Extracted data entries
= = = =

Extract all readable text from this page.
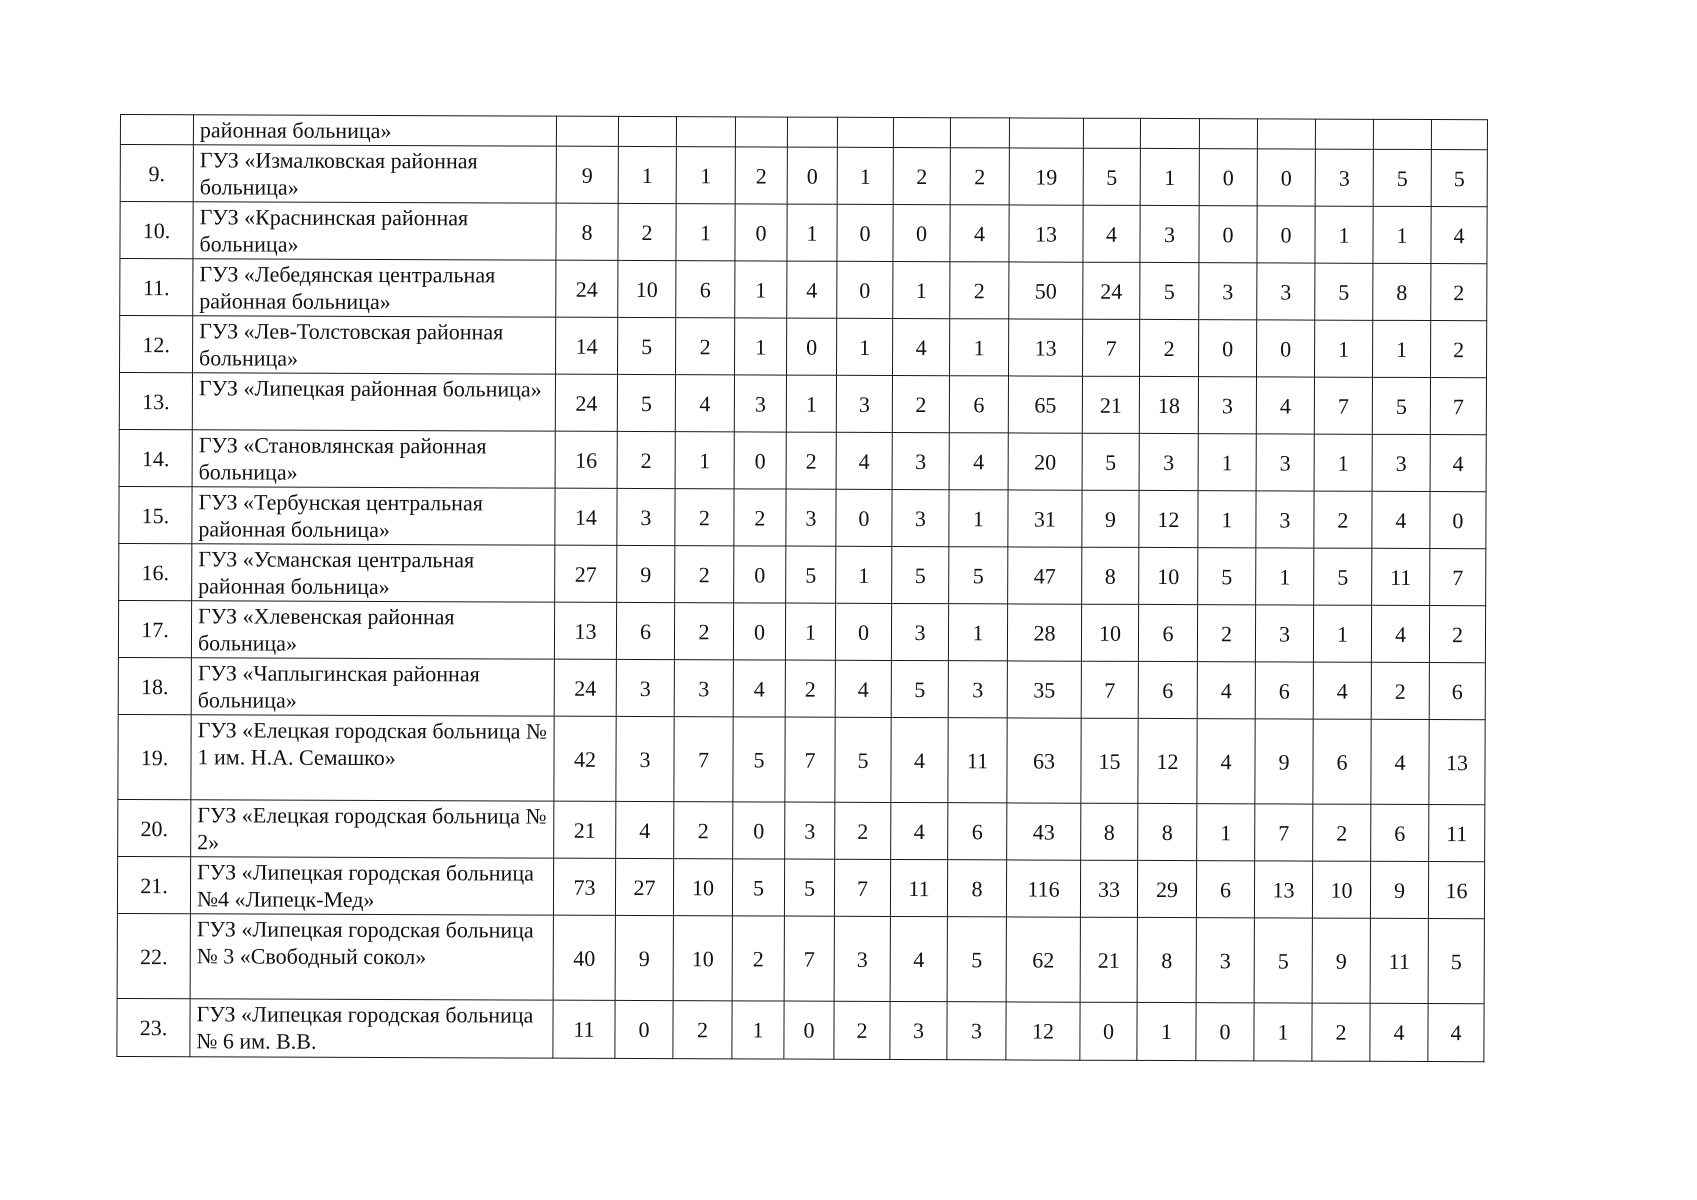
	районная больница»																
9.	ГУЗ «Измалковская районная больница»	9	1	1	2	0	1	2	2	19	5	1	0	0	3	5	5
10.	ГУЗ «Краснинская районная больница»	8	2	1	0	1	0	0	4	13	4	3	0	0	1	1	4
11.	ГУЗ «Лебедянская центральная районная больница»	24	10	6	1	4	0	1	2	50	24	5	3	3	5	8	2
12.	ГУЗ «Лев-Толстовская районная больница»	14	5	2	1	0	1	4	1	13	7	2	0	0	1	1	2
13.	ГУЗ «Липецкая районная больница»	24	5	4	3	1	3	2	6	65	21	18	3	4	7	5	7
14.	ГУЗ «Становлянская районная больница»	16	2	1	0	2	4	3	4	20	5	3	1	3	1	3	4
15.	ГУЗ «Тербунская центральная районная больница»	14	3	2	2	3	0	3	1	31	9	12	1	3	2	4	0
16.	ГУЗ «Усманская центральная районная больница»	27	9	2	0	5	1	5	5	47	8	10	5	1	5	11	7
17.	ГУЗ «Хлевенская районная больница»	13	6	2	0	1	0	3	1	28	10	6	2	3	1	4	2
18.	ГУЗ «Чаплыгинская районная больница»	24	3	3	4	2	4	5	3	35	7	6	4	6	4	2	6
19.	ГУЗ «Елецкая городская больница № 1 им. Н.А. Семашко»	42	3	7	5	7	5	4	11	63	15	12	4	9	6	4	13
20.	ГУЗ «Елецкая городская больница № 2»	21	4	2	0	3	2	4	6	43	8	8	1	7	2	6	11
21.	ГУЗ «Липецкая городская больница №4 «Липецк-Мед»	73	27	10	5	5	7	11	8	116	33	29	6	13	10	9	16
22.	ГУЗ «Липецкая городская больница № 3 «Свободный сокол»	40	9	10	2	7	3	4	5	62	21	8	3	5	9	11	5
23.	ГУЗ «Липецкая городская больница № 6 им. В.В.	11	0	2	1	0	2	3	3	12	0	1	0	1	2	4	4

= = = =

WHAT YOU WILL DO:
Reproduce every line precisely as given, omitting all pictures.

THE REPLY:
Extract all readable text from this page.
	районная больница»																
9.	ГУЗ «Измалковская районная больница»	9	1	1	2	0	1	2	2	19	5	1	0	0	3	5	5
10.	ГУЗ «Краснинская районная больница»	8	2	1	0	1	0	0	4	13	4	3	0	0	1	1	4
11.	ГУЗ «Лебедянская центральная районная больница»	24	10	6	1	4	0	1	2	50	24	5	3	3	5	8	2
12.	ГУЗ «Лев-Толстовская районная больница»	14	5	2	1	0	1	4	1	13	7	2	0	0	1	1	2
13.	ГУЗ «Липецкая районная больница»	24	5	4	3	1	3	2	6	65	21	18	3	4	7	5	7
14.	ГУЗ «Становлянская районная больница»	16	2	1	0	2	4	3	4	20	5	3	1	3	1	3	4
15.	ГУЗ «Тербунская центральная районная больница»	14	3	2	2	3	0	3	1	31	9	12	1	3	2	4	0
16.	ГУЗ «Усманская центральная районная больница»	27	9	2	0	5	1	5	5	47	8	10	5	1	5	11	7
17.	ГУЗ «Хлевенская районная больница»	13	6	2	0	1	0	3	1	28	10	6	2	3	1	4	2
18.	ГУЗ «Чаплыгинская районная больница»	24	3	3	4	2	4	5	3	35	7	6	4	6	4	2	6
19.	ГУЗ «Елецкая городская больница № 1 им. Н.А. Семашко»	42	3	7	5	7	5	4	11	63	15	12	4	9	6	4	13
20.	ГУЗ «Елецкая городская больница № 2»	21	4	2	0	3	2	4	6	43	8	8	1	7	2	6	11
21.	ГУЗ «Липецкая городская больница №4 «Липецк-Мед»	73	27	10	5	5	7	11	8	116	33	29	6	13	10	9	16
22.	ГУЗ «Липецкая городская больница № 3 «Свободный сокол»	40	9	10	2	7	3	4	5	62	21	8	3	5	9	11	5
23.	ГУЗ «Липецкая городская больница № 6 им. В.В.	11	0	2	1	0	2	3	3	12	0	1	0	1	2	4	4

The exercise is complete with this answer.